TASK STATEMENT:
Scan the data beneath this task and copy each line that includes "щего".

DATA SUPPLIED:
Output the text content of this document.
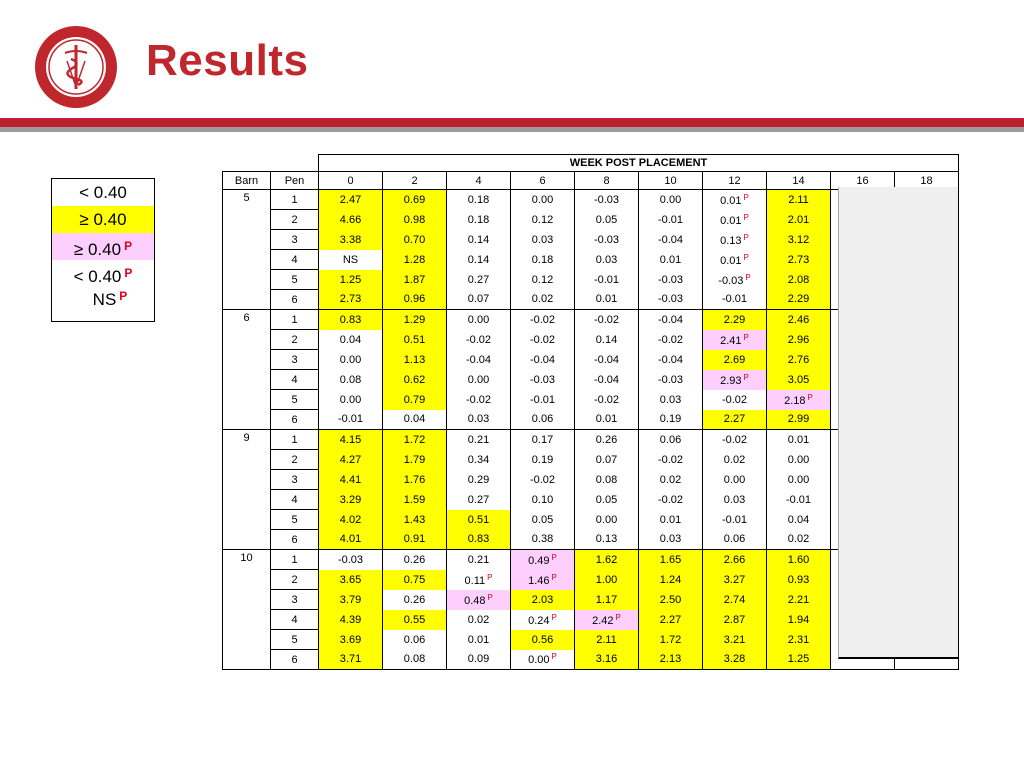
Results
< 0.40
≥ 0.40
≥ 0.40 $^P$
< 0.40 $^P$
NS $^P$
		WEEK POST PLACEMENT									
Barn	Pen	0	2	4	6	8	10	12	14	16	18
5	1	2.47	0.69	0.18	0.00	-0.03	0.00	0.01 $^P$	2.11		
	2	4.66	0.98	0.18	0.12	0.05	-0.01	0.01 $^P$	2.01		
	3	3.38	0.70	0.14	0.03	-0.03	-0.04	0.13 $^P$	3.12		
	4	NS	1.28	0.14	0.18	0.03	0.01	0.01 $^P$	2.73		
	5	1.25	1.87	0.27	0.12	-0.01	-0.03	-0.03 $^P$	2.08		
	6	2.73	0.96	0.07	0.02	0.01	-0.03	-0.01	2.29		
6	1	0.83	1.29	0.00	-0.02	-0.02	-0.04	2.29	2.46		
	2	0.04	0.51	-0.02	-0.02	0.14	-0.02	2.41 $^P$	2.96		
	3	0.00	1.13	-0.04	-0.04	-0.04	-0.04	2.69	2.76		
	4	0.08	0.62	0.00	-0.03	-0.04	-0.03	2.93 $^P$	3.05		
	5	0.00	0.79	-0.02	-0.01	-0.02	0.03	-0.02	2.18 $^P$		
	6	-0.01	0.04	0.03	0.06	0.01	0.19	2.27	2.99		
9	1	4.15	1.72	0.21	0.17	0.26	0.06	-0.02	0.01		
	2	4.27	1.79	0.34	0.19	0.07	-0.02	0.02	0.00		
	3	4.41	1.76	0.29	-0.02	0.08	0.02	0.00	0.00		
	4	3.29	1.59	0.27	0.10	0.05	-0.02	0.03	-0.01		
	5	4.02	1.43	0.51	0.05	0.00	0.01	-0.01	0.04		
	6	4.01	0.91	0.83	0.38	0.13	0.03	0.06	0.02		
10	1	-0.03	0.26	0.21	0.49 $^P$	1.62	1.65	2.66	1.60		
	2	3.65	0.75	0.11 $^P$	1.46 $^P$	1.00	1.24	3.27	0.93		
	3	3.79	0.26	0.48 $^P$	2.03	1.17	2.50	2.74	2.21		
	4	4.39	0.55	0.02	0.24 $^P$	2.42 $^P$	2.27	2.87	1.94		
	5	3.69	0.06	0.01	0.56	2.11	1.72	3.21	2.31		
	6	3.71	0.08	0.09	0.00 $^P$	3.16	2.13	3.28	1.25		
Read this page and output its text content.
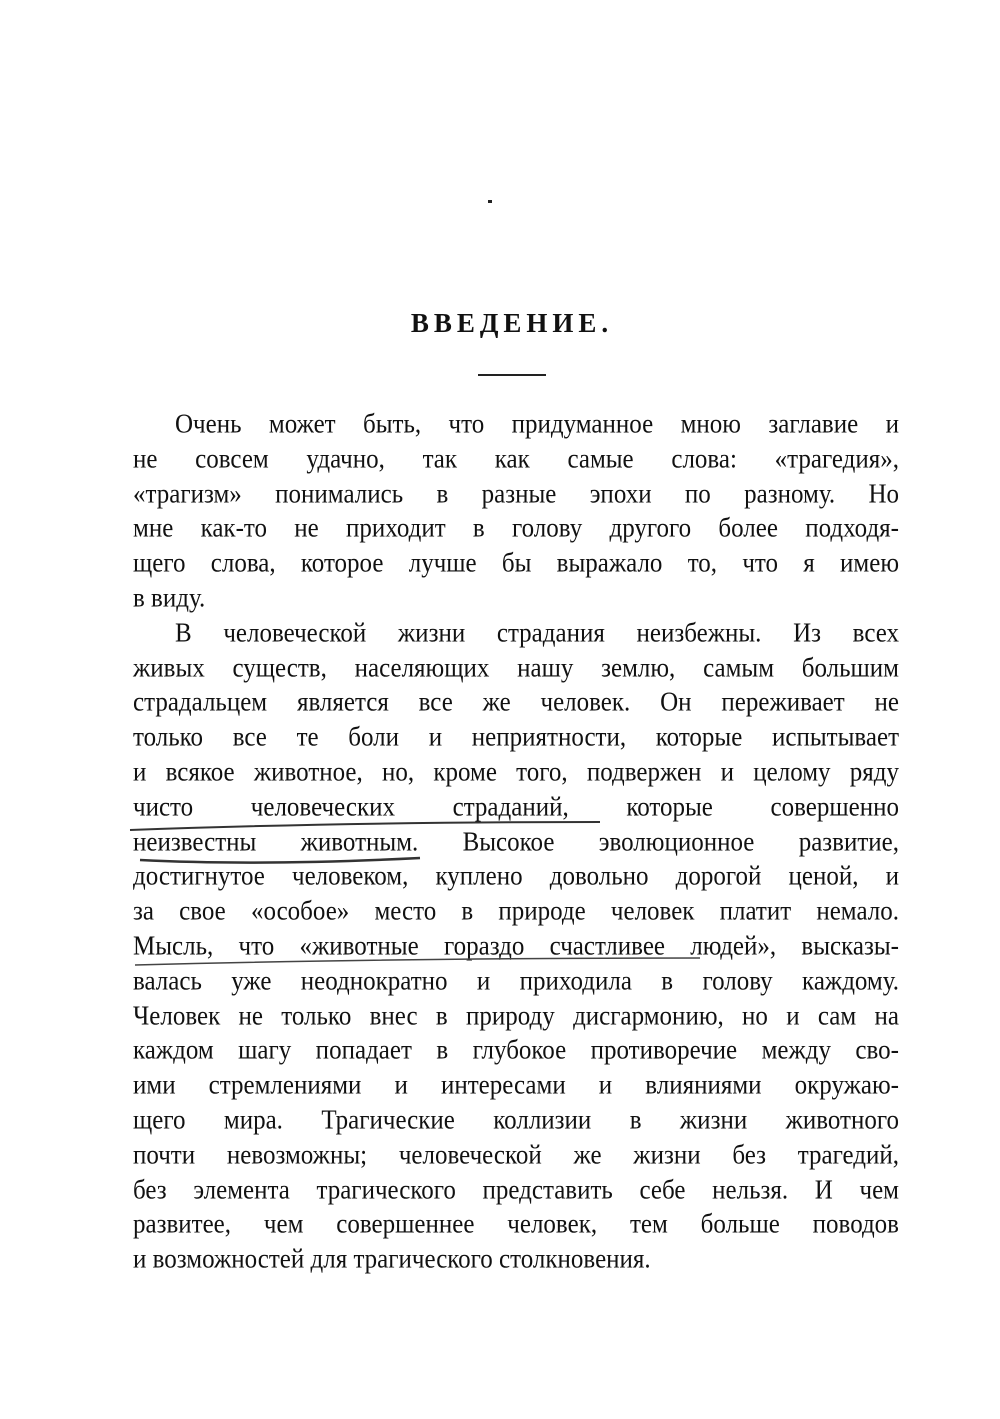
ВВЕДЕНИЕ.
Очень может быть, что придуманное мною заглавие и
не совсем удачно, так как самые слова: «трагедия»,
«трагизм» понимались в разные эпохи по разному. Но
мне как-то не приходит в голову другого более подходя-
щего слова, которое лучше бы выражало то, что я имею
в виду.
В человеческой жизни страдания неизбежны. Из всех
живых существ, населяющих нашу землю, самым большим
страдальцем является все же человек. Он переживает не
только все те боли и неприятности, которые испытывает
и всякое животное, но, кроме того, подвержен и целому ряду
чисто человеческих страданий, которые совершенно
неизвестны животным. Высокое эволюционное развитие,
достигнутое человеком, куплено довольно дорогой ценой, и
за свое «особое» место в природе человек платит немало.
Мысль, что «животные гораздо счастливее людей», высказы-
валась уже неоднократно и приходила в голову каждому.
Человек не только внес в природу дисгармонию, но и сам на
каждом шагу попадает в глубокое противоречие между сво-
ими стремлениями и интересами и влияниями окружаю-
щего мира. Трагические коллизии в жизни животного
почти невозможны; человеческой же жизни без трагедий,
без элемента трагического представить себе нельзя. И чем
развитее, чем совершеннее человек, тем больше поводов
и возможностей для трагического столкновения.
* * *
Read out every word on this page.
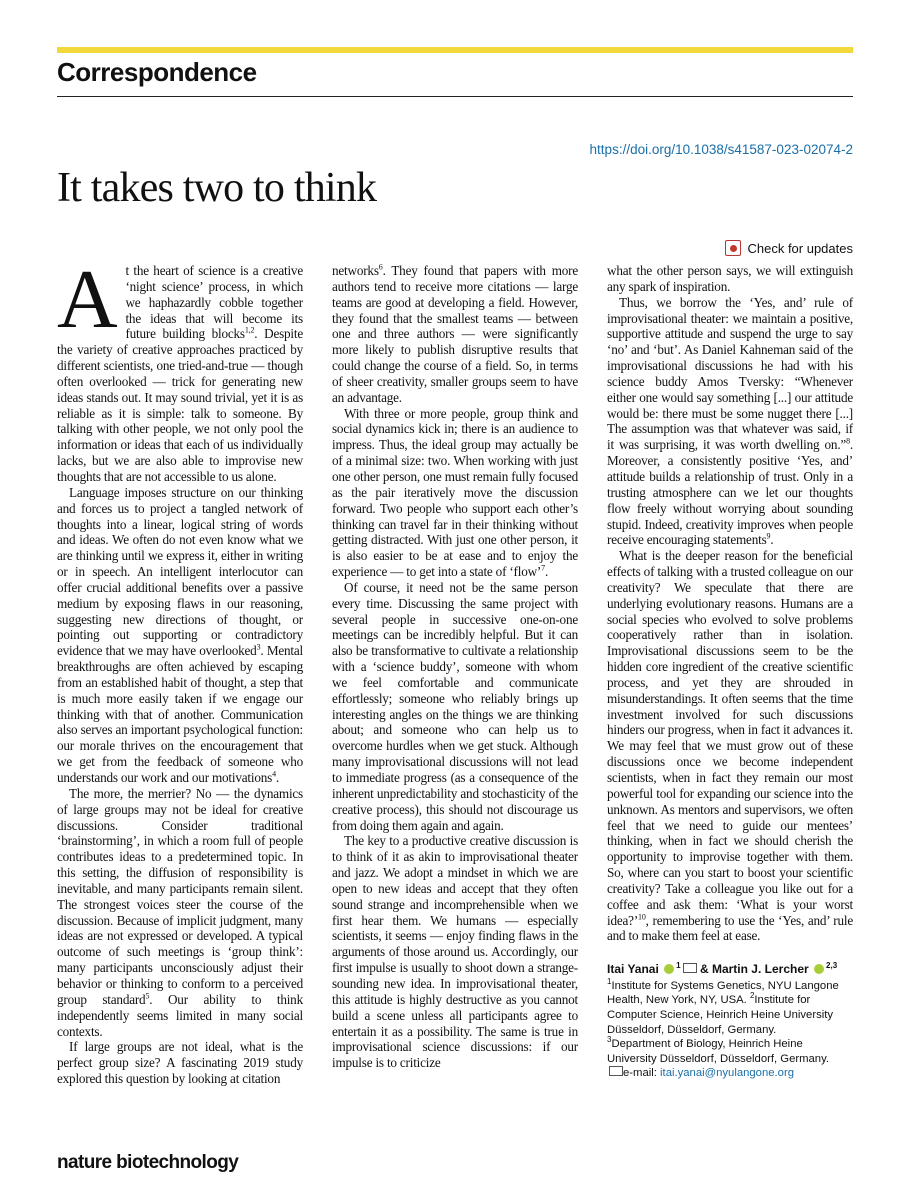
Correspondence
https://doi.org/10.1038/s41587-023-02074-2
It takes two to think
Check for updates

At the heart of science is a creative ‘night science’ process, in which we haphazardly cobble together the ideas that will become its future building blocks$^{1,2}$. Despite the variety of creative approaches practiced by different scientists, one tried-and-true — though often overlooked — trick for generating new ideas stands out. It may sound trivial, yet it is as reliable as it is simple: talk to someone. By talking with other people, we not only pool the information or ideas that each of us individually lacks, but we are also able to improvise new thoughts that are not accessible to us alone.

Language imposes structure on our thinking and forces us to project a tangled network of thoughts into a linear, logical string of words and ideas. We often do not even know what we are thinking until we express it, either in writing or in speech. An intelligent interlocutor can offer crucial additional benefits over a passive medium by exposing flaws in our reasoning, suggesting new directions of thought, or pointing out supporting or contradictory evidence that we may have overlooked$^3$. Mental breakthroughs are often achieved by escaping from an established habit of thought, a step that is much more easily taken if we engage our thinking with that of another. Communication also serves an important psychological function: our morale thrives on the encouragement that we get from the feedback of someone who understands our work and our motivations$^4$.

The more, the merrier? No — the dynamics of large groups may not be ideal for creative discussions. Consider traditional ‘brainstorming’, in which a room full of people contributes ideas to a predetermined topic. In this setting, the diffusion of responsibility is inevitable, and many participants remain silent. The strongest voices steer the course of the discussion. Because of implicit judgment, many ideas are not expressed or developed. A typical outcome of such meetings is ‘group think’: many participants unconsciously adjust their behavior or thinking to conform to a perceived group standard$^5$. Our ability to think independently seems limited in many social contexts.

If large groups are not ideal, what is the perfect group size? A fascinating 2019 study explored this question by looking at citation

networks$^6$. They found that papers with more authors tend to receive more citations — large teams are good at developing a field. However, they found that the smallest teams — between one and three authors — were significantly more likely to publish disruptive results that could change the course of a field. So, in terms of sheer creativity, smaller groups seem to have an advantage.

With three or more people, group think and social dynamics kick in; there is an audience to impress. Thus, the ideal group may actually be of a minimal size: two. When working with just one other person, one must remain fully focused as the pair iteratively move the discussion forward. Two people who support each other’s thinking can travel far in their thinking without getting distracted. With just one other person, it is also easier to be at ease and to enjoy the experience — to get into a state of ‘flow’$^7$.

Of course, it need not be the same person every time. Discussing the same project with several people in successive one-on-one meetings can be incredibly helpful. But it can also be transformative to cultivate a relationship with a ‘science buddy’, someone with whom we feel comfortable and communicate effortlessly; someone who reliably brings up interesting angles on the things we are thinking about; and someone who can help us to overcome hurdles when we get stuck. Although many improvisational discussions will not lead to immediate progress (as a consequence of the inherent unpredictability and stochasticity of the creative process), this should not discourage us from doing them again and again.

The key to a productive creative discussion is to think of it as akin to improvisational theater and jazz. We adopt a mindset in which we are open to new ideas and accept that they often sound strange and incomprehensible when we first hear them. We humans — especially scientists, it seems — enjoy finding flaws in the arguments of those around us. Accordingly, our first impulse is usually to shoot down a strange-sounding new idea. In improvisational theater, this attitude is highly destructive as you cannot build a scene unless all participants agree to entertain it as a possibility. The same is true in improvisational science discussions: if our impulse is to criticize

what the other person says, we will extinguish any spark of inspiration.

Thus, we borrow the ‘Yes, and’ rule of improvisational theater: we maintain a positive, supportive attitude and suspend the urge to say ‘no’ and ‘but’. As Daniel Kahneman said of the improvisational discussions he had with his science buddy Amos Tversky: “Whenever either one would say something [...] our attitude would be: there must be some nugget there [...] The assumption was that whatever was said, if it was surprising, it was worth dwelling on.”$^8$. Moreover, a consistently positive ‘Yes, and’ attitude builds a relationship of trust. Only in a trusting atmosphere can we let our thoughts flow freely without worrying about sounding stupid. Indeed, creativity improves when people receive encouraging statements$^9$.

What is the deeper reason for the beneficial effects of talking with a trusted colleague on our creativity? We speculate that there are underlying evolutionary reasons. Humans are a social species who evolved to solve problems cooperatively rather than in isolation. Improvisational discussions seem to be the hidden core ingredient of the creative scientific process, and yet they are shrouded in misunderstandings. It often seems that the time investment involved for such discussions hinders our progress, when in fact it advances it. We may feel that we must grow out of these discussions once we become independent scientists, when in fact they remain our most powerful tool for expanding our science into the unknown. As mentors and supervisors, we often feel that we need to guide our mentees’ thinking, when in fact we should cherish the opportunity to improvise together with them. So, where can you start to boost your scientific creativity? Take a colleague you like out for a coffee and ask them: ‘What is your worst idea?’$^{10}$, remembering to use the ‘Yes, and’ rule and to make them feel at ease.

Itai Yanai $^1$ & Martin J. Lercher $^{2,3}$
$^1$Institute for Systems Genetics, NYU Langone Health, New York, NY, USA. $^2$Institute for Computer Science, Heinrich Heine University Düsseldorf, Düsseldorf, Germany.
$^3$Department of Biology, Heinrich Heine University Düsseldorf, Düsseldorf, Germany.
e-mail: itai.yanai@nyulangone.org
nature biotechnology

RESULT FOR THIS EXERCISE:
щего слова, которое лучше бы выражало то, что я имею
щего мира. Трагические коллизии в жизни животного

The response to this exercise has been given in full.